■ **OBJECTIVE**
Give back every line exactly as it appears, pictures excluded.

Excerpts from a figure dataset:
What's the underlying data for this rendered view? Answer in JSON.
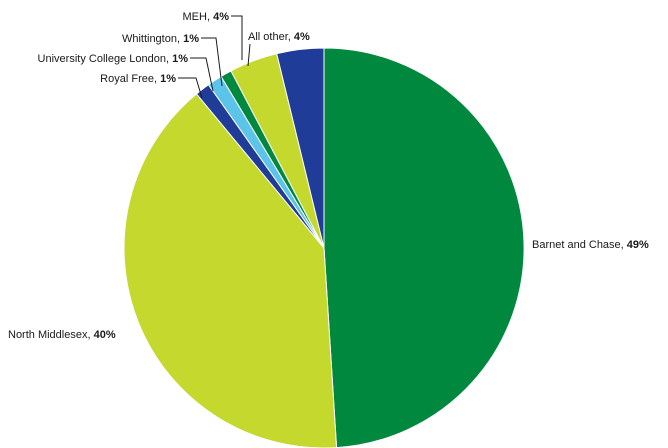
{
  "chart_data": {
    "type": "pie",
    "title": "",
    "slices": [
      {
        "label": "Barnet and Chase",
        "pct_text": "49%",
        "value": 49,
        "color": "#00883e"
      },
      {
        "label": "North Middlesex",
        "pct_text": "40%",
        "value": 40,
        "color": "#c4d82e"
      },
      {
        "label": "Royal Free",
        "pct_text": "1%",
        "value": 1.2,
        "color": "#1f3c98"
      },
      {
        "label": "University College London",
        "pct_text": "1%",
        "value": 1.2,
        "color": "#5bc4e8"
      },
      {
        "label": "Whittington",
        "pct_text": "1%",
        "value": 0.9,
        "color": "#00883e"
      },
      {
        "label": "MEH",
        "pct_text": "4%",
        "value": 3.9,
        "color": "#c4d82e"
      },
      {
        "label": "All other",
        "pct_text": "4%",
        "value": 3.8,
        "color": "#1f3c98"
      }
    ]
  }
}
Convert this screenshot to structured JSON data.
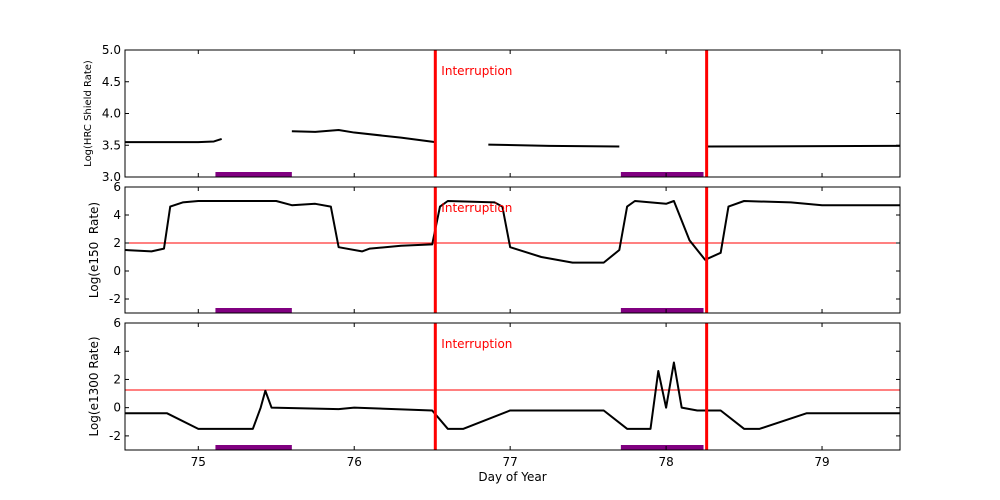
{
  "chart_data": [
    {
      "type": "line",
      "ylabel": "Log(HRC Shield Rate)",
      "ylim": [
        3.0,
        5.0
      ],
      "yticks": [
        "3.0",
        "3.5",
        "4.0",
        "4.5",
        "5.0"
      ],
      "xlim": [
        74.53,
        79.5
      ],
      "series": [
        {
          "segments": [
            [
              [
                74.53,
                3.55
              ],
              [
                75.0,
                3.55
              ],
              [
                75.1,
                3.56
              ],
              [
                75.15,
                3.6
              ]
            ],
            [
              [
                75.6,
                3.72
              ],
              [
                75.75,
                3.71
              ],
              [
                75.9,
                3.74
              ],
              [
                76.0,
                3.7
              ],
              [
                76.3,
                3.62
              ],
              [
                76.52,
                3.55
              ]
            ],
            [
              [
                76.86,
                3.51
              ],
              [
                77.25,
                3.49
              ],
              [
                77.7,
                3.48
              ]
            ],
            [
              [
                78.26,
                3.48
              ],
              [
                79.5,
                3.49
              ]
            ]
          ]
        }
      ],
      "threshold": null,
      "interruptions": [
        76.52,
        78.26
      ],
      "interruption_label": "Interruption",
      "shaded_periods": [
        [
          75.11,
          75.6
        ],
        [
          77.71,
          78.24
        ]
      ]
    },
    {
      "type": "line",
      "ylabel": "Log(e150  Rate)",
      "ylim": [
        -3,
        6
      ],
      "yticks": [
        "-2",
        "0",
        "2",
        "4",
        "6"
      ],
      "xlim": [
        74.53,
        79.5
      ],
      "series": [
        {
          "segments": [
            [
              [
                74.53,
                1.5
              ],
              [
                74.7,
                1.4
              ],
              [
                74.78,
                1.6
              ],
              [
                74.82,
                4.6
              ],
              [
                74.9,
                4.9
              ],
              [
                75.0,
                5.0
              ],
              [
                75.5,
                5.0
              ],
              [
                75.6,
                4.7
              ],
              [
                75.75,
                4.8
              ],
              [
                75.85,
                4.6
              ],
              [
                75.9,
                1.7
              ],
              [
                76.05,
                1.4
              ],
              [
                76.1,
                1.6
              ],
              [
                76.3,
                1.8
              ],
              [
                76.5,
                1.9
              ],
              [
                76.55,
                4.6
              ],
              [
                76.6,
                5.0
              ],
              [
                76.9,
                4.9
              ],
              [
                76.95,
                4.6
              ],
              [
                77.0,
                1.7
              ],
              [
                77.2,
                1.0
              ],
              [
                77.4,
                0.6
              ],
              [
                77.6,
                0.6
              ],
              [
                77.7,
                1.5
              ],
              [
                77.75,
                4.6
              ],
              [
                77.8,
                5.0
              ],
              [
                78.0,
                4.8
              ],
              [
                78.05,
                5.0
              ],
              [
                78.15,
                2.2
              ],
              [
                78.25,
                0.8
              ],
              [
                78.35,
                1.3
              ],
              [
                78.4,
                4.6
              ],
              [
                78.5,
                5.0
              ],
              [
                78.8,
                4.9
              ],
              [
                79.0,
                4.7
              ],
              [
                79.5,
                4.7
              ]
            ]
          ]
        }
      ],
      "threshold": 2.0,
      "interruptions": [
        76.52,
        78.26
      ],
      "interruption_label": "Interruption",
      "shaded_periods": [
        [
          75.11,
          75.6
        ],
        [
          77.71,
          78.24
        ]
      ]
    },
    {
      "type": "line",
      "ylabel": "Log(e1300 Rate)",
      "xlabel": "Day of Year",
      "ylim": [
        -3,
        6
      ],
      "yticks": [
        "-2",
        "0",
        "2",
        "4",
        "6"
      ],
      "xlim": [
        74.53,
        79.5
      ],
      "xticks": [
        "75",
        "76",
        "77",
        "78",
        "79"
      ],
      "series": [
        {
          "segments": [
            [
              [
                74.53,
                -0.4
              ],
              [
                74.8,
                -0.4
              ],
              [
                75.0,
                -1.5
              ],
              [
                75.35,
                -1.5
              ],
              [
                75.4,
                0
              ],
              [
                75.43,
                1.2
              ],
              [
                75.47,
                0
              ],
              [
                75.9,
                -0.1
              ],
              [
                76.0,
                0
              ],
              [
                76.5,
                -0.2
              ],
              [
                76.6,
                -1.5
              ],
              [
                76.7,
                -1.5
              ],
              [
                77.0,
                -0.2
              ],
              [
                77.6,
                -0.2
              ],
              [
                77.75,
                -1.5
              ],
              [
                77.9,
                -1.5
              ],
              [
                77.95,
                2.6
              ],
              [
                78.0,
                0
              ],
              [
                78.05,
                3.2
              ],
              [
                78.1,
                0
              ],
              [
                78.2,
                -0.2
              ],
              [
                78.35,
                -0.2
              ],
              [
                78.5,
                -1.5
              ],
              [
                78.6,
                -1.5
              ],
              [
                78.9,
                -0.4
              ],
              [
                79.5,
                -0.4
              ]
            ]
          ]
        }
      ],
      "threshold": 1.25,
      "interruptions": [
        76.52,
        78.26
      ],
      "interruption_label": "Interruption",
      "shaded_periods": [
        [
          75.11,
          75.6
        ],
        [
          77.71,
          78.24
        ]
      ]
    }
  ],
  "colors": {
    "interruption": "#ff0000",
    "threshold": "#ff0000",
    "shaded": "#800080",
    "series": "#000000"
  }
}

■ **ANSWER**
What's the underlying data for this rendered view? Answer in JSON.
{
  "chart_data": {
    "type": "pie",
    "title": "",
    "slices": [
      {
        "label": "Barnet and Chase",
        "pct_text": "49%",
        "value": 49,
        "color": "#00883e"
      },
      {
        "label": "North Middlesex",
        "pct_text": "40%",
        "value": 40,
        "color": "#c4d82e"
      },
      {
        "label": "Royal Free",
        "pct_text": "1%",
        "value": 1.2,
        "color": "#1f3c98"
      },
      {
        "label": "University College London",
        "pct_text": "1%",
        "value": 1.2,
        "color": "#5bc4e8"
      },
      {
        "label": "Whittington",
        "pct_text": "1%",
        "value": 0.9,
        "color": "#00883e"
      },
      {
        "label": "MEH",
        "pct_text": "4%",
        "value": 3.9,
        "color": "#c4d82e"
      },
      {
        "label": "All other",
        "pct_text": "4%",
        "value": 3.8,
        "color": "#1f3c98"
      }
    ]
  }
}
Convert this screenshot to structured JSON data.
{
  "chart_data": [
    {
      "type": "line",
      "ylabel": "Log(HRC Shield Rate)",
      "ylim": [
        3.0,
        5.0
      ],
      "yticks": [
        "3.0",
        "3.5",
        "4.0",
        "4.5",
        "5.0"
      ],
      "xlim": [
        74.53,
        79.5
      ],
      "series": [
        {
          "segments": [
            [
              [
                74.53,
                3.55
              ],
              [
                75.0,
                3.55
              ],
              [
                75.1,
                3.56
              ],
              [
                75.15,
                3.6
              ]
            ],
            [
              [
                75.6,
                3.72
              ],
              [
                75.75,
                3.71
              ],
              [
                75.9,
                3.74
              ],
              [
                76.0,
                3.7
              ],
              [
                76.3,
                3.62
              ],
              [
                76.52,
                3.55
              ]
            ],
            [
              [
                76.86,
                3.51
              ],
              [
                77.25,
                3.49
              ],
              [
                77.7,
                3.48
              ]
            ],
            [
              [
                78.26,
                3.48
              ],
              [
                79.5,
                3.49
              ]
            ]
          ]
        }
      ],
      "threshold": null,
      "interruptions": [
        76.52,
        78.26
      ],
      "interruption_label": "Interruption",
      "shaded_periods": [
        [
          75.11,
          75.6
        ],
        [
          77.71,
          78.24
        ]
      ]
    },
    {
      "type": "line",
      "ylabel": "Log(e150  Rate)",
      "ylim": [
        -3,
        6
      ],
      "yticks": [
        "-2",
        "0",
        "2",
        "4",
        "6"
      ],
      "xlim": [
        74.53,
        79.5
      ],
      "series": [
        {
          "segments": [
            [
              [
                74.53,
                1.5
              ],
              [
                74.7,
                1.4
              ],
              [
                74.78,
                1.6
              ],
              [
                74.82,
                4.6
              ],
              [
                74.9,
                4.9
              ],
              [
                75.0,
                5.0
              ],
              [
                75.5,
                5.0
              ],
              [
                75.6,
                4.7
              ],
              [
                75.75,
                4.8
              ],
              [
                75.85,
                4.6
              ],
              [
                75.9,
                1.7
              ],
              [
                76.05,
                1.4
              ],
              [
                76.1,
                1.6
              ],
              [
                76.3,
                1.8
              ],
              [
                76.5,
                1.9
              ],
              [
                76.55,
                4.6
              ],
              [
                76.6,
                5.0
              ],
              [
                76.9,
                4.9
              ],
              [
                76.95,
                4.6
              ],
              [
                77.0,
                1.7
              ],
              [
                77.2,
                1.0
              ],
              [
                77.4,
                0.6
              ],
              [
                77.6,
                0.6
              ],
              [
                77.7,
                1.5
              ],
              [
                77.75,
                4.6
              ],
              [
                77.8,
                5.0
              ],
              [
                78.0,
                4.8
              ],
              [
                78.05,
                5.0
              ],
              [
                78.15,
                2.2
              ],
              [
                78.25,
                0.8
              ],
              [
                78.35,
                1.3
              ],
              [
                78.4,
                4.6
              ],
              [
                78.5,
                5.0
              ],
              [
                78.8,
                4.9
              ],
              [
                79.0,
                4.7
              ],
              [
                79.5,
                4.7
              ]
            ]
          ]
        }
      ],
      "threshold": 2.0,
      "interruptions": [
        76.52,
        78.26
      ],
      "interruption_label": "Interruption",
      "shaded_periods": [
        [
          75.11,
          75.6
        ],
        [
          77.71,
          78.24
        ]
      ]
    },
    {
      "type": "line",
      "ylabel": "Log(e1300 Rate)",
      "xlabel": "Day of Year",
      "ylim": [
        -3,
        6
      ],
      "yticks": [
        "-2",
        "0",
        "2",
        "4",
        "6"
      ],
      "xlim": [
        74.53,
        79.5
      ],
      "xticks": [
        "75",
        "76",
        "77",
        "78",
        "79"
      ],
      "series": [
        {
          "segments": [
            [
              [
                74.53,
                -0.4
              ],
              [
                74.8,
                -0.4
              ],
              [
                75.0,
                -1.5
              ],
              [
                75.35,
                -1.5
              ],
              [
                75.4,
                0
              ],
              [
                75.43,
                1.2
              ],
              [
                75.47,
                0
              ],
              [
                75.9,
                -0.1
              ],
              [
                76.0,
                0
              ],
              [
                76.5,
                -0.2
              ],
              [
                76.6,
                -1.5
              ],
              [
                76.7,
                -1.5
              ],
              [
                77.0,
                -0.2
              ],
              [
                77.6,
                -0.2
              ],
              [
                77.75,
                -1.5
              ],
              [
                77.9,
                -1.5
              ],
              [
                77.95,
                2.6
              ],
              [
                78.0,
                0
              ],
              [
                78.05,
                3.2
              ],
              [
                78.1,
                0
              ],
              [
                78.2,
                -0.2
              ],
              [
                78.35,
                -0.2
              ],
              [
                78.5,
                -1.5
              ],
              [
                78.6,
                -1.5
              ],
              [
                78.9,
                -0.4
              ],
              [
                79.5,
                -0.4
              ]
            ]
          ]
        }
      ],
      "threshold": 1.25,
      "interruptions": [
        76.52,
        78.26
      ],
      "interruption_label": "Interruption",
      "shaded_periods": [
        [
          75.11,
          75.6
        ],
        [
          77.71,
          78.24
        ]
      ]
    }
  ],
  "colors": {
    "interruption": "#ff0000",
    "threshold": "#ff0000",
    "shaded": "#800080",
    "series": "#000000"
  }
}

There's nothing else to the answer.